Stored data
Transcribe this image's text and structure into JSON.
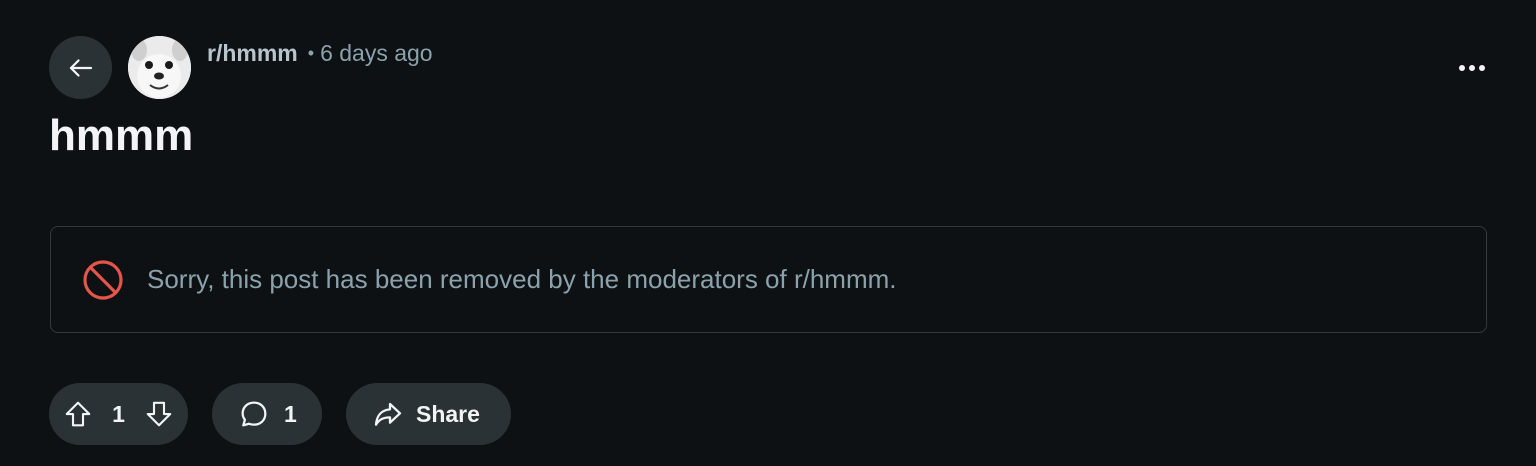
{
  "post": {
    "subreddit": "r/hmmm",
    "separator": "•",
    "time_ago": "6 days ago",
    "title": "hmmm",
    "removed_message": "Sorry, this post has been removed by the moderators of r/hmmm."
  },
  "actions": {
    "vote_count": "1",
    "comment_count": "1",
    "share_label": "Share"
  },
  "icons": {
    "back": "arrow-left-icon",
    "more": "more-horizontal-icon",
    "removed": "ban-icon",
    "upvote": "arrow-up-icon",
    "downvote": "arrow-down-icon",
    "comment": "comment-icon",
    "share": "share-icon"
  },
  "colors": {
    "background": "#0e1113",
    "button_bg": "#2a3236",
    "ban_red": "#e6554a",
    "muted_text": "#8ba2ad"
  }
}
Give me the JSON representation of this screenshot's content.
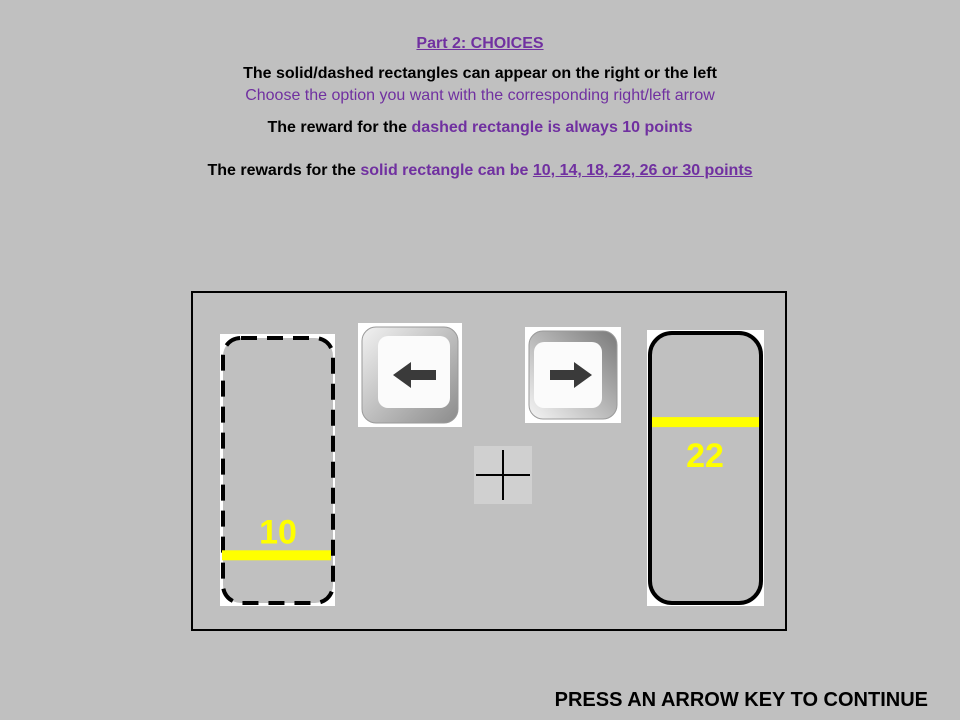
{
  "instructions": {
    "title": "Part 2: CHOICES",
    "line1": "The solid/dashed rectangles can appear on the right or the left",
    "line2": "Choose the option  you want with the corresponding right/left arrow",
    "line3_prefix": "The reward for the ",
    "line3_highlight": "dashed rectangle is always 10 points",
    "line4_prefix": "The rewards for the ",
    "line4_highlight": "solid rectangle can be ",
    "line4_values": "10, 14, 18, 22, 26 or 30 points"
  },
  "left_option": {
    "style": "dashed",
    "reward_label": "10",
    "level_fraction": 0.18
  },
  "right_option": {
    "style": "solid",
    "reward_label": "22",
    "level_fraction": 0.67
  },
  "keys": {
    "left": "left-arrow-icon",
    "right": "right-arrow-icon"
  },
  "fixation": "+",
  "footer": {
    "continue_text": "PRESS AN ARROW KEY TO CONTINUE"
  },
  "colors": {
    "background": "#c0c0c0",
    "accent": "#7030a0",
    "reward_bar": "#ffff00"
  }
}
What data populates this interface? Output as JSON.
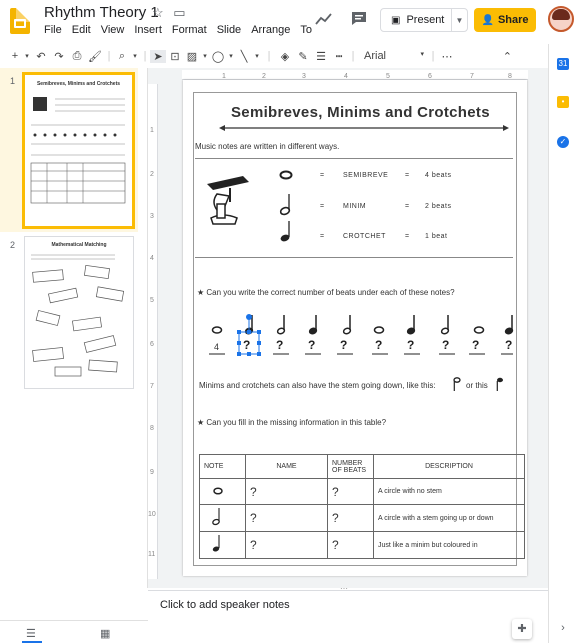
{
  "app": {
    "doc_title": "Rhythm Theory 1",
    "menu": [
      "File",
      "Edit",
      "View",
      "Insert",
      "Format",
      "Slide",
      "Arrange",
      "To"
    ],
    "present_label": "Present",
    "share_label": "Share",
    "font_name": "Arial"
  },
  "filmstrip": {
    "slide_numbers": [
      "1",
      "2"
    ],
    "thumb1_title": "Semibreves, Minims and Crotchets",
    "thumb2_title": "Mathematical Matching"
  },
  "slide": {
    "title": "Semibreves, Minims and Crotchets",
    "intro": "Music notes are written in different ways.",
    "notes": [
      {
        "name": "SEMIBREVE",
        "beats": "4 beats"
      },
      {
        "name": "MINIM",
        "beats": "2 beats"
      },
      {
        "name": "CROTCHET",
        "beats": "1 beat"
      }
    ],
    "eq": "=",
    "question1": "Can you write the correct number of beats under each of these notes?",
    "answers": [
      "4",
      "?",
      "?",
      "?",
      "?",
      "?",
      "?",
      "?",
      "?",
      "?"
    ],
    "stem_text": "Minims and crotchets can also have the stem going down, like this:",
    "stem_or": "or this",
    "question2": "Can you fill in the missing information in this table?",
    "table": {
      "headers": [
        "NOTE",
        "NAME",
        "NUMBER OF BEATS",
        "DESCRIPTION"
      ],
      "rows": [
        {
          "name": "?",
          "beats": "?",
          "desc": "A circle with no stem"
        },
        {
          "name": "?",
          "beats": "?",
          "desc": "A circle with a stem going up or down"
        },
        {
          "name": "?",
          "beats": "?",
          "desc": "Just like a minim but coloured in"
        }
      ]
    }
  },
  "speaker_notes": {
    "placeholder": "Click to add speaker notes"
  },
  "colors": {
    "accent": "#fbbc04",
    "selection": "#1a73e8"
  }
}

> **What this task involves**
Check each line of the records above for the string "post", and report every line that has it.

> **Response**
  "post": {
    "removed_message": "Sorry, this post has been removed by the moderators of r/hmmm."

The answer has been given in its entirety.